======== RECORDED INFORMATION ========

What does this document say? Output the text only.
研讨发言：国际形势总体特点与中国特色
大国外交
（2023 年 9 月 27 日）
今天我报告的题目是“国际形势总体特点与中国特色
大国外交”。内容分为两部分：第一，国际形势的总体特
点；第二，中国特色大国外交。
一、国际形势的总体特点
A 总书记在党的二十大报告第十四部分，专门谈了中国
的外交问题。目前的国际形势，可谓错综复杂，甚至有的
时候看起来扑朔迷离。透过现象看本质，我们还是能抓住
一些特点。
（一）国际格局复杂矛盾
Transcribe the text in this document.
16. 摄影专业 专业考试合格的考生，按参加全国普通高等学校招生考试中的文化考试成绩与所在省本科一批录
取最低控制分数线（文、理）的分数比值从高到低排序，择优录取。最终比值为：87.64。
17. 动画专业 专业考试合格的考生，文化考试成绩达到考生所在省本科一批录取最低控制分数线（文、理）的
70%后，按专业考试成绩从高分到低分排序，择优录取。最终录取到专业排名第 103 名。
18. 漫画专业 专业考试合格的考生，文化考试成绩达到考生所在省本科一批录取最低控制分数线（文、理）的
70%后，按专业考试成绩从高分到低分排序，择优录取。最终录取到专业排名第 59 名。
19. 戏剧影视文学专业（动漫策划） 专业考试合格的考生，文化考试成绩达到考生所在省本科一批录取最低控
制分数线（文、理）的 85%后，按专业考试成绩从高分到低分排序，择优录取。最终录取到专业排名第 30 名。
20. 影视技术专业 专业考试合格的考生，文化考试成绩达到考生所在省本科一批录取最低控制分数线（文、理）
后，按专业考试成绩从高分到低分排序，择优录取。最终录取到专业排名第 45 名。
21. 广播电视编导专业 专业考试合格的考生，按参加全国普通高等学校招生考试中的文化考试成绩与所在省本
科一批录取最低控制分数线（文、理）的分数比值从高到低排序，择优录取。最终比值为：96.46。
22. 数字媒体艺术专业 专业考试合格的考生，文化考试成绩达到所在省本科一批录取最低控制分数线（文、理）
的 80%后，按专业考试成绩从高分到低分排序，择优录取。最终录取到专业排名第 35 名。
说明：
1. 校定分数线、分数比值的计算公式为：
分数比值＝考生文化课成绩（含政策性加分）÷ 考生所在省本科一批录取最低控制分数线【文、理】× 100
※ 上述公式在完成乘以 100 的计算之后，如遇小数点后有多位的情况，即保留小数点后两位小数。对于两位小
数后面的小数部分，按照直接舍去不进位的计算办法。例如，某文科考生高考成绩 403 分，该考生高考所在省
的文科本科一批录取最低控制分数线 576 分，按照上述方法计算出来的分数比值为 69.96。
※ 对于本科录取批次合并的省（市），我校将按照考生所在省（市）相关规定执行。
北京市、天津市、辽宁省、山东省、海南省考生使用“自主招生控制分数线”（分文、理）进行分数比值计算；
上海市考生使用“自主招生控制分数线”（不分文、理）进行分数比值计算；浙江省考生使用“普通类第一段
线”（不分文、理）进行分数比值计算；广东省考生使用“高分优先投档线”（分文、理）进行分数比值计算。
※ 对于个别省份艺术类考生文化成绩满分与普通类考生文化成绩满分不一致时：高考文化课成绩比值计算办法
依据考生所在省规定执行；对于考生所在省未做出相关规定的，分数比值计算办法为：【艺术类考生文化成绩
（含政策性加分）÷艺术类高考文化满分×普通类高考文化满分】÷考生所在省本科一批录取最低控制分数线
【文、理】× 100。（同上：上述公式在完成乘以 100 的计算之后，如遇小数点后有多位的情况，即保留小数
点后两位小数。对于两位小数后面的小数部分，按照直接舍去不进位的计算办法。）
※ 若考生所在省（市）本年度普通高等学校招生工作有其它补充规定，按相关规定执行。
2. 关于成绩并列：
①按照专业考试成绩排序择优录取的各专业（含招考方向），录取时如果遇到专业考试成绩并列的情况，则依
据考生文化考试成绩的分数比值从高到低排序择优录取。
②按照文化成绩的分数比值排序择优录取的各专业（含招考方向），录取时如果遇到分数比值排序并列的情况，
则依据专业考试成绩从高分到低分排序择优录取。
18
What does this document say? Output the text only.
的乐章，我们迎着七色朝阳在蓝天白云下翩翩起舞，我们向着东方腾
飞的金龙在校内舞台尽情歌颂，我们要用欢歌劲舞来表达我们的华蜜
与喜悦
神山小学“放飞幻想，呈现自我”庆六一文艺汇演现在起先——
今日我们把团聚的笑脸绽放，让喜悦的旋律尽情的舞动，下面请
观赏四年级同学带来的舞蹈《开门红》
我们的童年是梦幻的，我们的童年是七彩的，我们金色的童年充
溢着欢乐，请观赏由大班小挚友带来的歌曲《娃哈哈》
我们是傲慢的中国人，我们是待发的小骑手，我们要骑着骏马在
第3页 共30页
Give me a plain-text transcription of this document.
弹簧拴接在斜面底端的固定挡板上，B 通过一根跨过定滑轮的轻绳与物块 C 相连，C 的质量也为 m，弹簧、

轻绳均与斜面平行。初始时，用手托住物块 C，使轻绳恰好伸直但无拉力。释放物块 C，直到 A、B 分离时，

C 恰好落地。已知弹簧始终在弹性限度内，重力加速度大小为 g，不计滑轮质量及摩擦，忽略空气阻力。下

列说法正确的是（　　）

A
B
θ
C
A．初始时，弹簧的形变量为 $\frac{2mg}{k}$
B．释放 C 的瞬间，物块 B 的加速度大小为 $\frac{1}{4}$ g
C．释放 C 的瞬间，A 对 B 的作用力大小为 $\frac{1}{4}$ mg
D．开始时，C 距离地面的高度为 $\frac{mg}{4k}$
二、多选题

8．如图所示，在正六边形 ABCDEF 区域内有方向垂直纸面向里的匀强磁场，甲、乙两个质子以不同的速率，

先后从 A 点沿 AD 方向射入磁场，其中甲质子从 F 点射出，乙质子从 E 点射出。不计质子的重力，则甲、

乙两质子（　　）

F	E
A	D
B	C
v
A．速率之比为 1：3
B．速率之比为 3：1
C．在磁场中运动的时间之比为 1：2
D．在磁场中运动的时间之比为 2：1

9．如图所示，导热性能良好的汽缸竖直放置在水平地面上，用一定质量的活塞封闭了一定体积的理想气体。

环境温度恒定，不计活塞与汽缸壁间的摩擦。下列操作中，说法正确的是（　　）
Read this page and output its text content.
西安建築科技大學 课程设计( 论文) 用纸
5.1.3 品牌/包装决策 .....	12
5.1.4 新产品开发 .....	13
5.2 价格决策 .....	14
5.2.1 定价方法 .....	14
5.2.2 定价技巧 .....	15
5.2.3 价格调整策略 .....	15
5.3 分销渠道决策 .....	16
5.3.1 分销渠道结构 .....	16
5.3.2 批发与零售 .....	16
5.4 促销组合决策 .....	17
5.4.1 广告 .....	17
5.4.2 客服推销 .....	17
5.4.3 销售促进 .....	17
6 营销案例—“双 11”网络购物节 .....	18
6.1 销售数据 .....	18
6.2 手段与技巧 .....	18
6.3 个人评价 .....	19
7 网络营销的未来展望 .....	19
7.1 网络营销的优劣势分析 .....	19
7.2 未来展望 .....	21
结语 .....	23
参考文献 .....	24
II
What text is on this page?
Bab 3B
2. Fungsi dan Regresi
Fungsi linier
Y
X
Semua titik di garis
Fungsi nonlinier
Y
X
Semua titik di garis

========

From the data above, extract every line in its exact form.

§ **ANSWER TO THIS EXERCISE**
What does this document say? Output the text only.
研讨发言：国际形势总体特点与中国特色
大国外交
（2023 年 9 月 27 日）
今天我报告的题目是“国际形势总体特点与中国特色
大国外交”。内容分为两部分：第一，国际形势的总体特
点；第二，中国特色大国外交。
一、国际形势的总体特点
A 总书记在党的二十大报告第十四部分，专门谈了中国
的外交问题。目前的国际形势，可谓错综复杂，甚至有的
时候看起来扑朔迷离。透过现象看本质，我们还是能抓住
一些特点。
（一）国际格局复杂矛盾
Transcribe the text in this document.
16. 摄影专业 专业考试合格的考生，按参加全国普通高等学校招生考试中的文化考试成绩与所在省本科一批录
取最低控制分数线（文、理）的分数比值从高到低排序，择优录取。最终比值为：87.64。
17. 动画专业 专业考试合格的考生，文化考试成绩达到考生所在省本科一批录取最低控制分数线（文、理）的
70%后，按专业考试成绩从高分到低分排序，择优录取。最终录取到专业排名第 103 名。
18. 漫画专业 专业考试合格的考生，文化考试成绩达到考生所在省本科一批录取最低控制分数线（文、理）的
70%后，按专业考试成绩从高分到低分排序，择优录取。最终录取到专业排名第 59 名。
19. 戏剧影视文学专业（动漫策划） 专业考试合格的考生，文化考试成绩达到考生所在省本科一批录取最低控
制分数线（文、理）的 85%后，按专业考试成绩从高分到低分排序，择优录取。最终录取到专业排名第 30 名。
20. 影视技术专业 专业考试合格的考生，文化考试成绩达到考生所在省本科一批录取最低控制分数线（文、理）
后，按专业考试成绩从高分到低分排序，择优录取。最终录取到专业排名第 45 名。
21. 广播电视编导专业 专业考试合格的考生，按参加全国普通高等学校招生考试中的文化考试成绩与所在省本
科一批录取最低控制分数线（文、理）的分数比值从高到低排序，择优录取。最终比值为：96.46。
22. 数字媒体艺术专业 专业考试合格的考生，文化考试成绩达到所在省本科一批录取最低控制分数线（文、理）
的 80%后，按专业考试成绩从高分到低分排序，择优录取。最终录取到专业排名第 35 名。
说明：
1. 校定分数线、分数比值的计算公式为：
分数比值＝考生文化课成绩（含政策性加分）÷ 考生所在省本科一批录取最低控制分数线【文、理】× 100
※ 上述公式在完成乘以 100 的计算之后，如遇小数点后有多位的情况，即保留小数点后两位小数。对于两位小
数后面的小数部分，按照直接舍去不进位的计算办法。例如，某文科考生高考成绩 403 分，该考生高考所在省
的文科本科一批录取最低控制分数线 576 分，按照上述方法计算出来的分数比值为 69.96。
※ 对于本科录取批次合并的省（市），我校将按照考生所在省（市）相关规定执行。
北京市、天津市、辽宁省、山东省、海南省考生使用“自主招生控制分数线”（分文、理）进行分数比值计算；
上海市考生使用“自主招生控制分数线”（不分文、理）进行分数比值计算；浙江省考生使用“普通类第一段
线”（不分文、理）进行分数比值计算；广东省考生使用“高分优先投档线”（分文、理）进行分数比值计算。
※ 对于个别省份艺术类考生文化成绩满分与普通类考生文化成绩满分不一致时：高考文化课成绩比值计算办法
依据考生所在省规定执行；对于考生所在省未做出相关规定的，分数比值计算办法为：【艺术类考生文化成绩
（含政策性加分）÷艺术类高考文化满分×普通类高考文化满分】÷考生所在省本科一批录取最低控制分数线
【文、理】× 100。（同上：上述公式在完成乘以 100 的计算之后，如遇小数点后有多位的情况，即保留小数
点后两位小数。对于两位小数后面的小数部分，按照直接舍去不进位的计算办法。）
※ 若考生所在省（市）本年度普通高等学校招生工作有其它补充规定，按相关规定执行。
2. 关于成绩并列：
①按照专业考试成绩排序择优录取的各专业（含招考方向），录取时如果遇到专业考试成绩并列的情况，则依
据考生文化考试成绩的分数比值从高到低排序择优录取。
②按照文化成绩的分数比值排序择优录取的各专业（含招考方向），录取时如果遇到分数比值排序并列的情况，
则依据专业考试成绩从高分到低分排序择优录取。
18
What does this document say? Output the text only.
的乐章，我们迎着七色朝阳在蓝天白云下翩翩起舞，我们向着东方腾
飞的金龙在校内舞台尽情歌颂，我们要用欢歌劲舞来表达我们的华蜜
与喜悦
神山小学“放飞幻想，呈现自我”庆六一文艺汇演现在起先——
今日我们把团聚的笑脸绽放，让喜悦的旋律尽情的舞动，下面请
观赏四年级同学带来的舞蹈《开门红》
我们的童年是梦幻的，我们的童年是七彩的，我们金色的童年充
溢着欢乐，请观赏由大班小挚友带来的歌曲《娃哈哈》
我们是傲慢的中国人，我们是待发的小骑手，我们要骑着骏马在
第3页 共30页
Give me a plain-text transcription of this document.
弹簧拴接在斜面底端的固定挡板上，B 通过一根跨过定滑轮的轻绳与物块 C 相连，C 的质量也为 m，弹簧、

轻绳均与斜面平行。初始时，用手托住物块 C，使轻绳恰好伸直但无拉力。释放物块 C，直到 A、B 分离时，

C 恰好落地。已知弹簧始终在弹性限度内，重力加速度大小为 g，不计滑轮质量及摩擦，忽略空气阻力。下

列说法正确的是（　　）

A
B
θ
C
A．初始时，弹簧的形变量为 $\frac{2mg}{k}$
B．释放 C 的瞬间，物块 B 的加速度大小为 $\frac{1}{4}$ g
C．释放 C 的瞬间，A 对 B 的作用力大小为 $\frac{1}{4}$ mg
D．开始时，C 距离地面的高度为 $\frac{mg}{4k}$
二、多选题

8．如图所示，在正六边形 ABCDEF 区域内有方向垂直纸面向里的匀强磁场，甲、乙两个质子以不同的速率，

先后从 A 点沿 AD 方向射入磁场，其中甲质子从 F 点射出，乙质子从 E 点射出。不计质子的重力，则甲、

乙两质子（　　）

F	E
A	D
B	C
v
A．速率之比为 1：3
B．速率之比为 3：1
C．在磁场中运动的时间之比为 1：2
D．在磁场中运动的时间之比为 2：1

9．如图所示，导热性能良好的汽缸竖直放置在水平地面上，用一定质量的活塞封闭了一定体积的理想气体。

环境温度恒定，不计活塞与汽缸壁间的摩擦。下列操作中，说法正确的是（　　）
Read this page and output its text content.
西安建築科技大學 课程设计( 论文) 用纸
5.1.3 品牌/包装决策 .....	12
5.1.4 新产品开发 .....	13
5.2 价格决策 .....	14
5.2.1 定价方法 .....	14
5.2.2 定价技巧 .....	15
5.2.3 价格调整策略 .....	15
5.3 分销渠道决策 .....	16
5.3.1 分销渠道结构 .....	16
5.3.2 批发与零售 .....	16
5.4 促销组合决策 .....	17
5.4.1 广告 .....	17
5.4.2 客服推销 .....	17
5.4.3 销售促进 .....	17
6 营销案例—“双 11”网络购物节 .....	18
6.1 销售数据 .....	18
6.2 手段与技巧 .....	18
6.3 个人评价 .....	19
7 网络营销的未来展望 .....	19
7.1 网络营销的优劣势分析 .....	19
7.2 未来展望 .....	21
结语 .....	23
参考文献 .....	24
II
What text is on this page?
Bab 3B
2. Fungsi dan Regresi
Fungsi linier
Y
X
Semua titik di garis
Fungsi nonlinier
Y
X
Semua titik di garis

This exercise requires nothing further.